§ **TASK DATA**
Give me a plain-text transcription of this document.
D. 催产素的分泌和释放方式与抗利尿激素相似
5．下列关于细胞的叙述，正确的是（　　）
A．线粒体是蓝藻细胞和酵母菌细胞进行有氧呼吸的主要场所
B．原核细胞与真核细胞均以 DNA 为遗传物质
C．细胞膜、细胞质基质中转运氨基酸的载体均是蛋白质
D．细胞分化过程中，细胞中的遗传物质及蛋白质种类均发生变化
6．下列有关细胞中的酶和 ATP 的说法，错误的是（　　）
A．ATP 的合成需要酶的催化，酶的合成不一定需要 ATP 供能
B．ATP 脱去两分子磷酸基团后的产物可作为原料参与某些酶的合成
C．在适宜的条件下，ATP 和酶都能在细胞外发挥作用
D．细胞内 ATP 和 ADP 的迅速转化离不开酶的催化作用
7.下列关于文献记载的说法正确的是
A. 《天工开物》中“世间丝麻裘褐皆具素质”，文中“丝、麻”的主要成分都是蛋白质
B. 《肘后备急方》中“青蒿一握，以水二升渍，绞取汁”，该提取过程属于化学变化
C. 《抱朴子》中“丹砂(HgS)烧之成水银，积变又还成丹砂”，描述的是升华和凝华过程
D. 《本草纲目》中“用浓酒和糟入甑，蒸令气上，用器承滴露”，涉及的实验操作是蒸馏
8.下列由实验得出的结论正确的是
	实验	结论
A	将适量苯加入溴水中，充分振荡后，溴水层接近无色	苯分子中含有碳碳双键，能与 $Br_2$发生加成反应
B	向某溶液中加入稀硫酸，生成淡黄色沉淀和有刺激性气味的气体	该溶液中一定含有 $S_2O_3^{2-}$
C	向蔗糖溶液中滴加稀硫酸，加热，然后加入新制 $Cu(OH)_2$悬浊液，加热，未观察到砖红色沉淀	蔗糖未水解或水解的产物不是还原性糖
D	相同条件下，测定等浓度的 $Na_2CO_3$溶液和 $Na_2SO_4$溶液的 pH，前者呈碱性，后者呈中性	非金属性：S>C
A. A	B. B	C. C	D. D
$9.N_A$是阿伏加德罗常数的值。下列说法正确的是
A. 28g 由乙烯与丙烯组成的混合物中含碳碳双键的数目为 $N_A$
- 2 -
---
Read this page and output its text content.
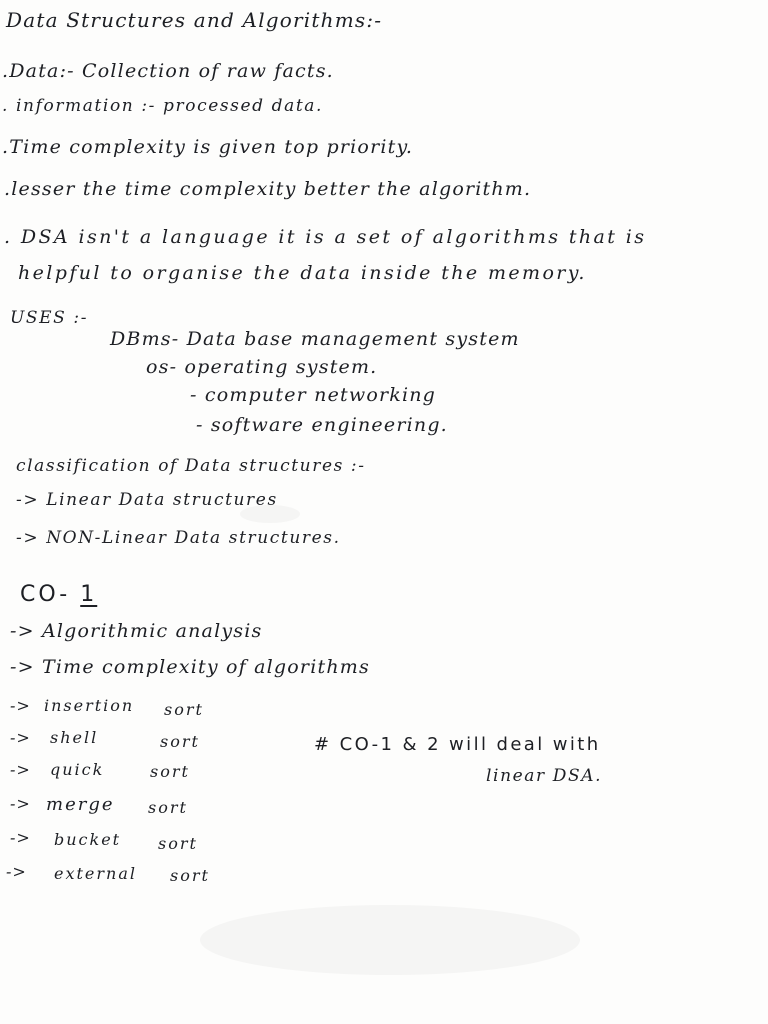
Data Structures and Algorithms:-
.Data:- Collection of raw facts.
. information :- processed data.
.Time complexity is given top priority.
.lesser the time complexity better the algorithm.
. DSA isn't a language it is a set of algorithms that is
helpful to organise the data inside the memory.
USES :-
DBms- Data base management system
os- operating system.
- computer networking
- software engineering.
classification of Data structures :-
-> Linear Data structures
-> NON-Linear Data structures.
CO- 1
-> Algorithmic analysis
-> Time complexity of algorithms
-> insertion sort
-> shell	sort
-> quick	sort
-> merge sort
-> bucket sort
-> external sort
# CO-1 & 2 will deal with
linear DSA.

§ **INSTRUCTIONS FOR THE TASK**
Collect each line of the entries that has the word "complexity", copying it in full.

§ **OUTPUT FOR THIS TASK**
.Time complexity is given top priority.
.lesser the time complexity better the algorithm.
-> Time complexity of algorithms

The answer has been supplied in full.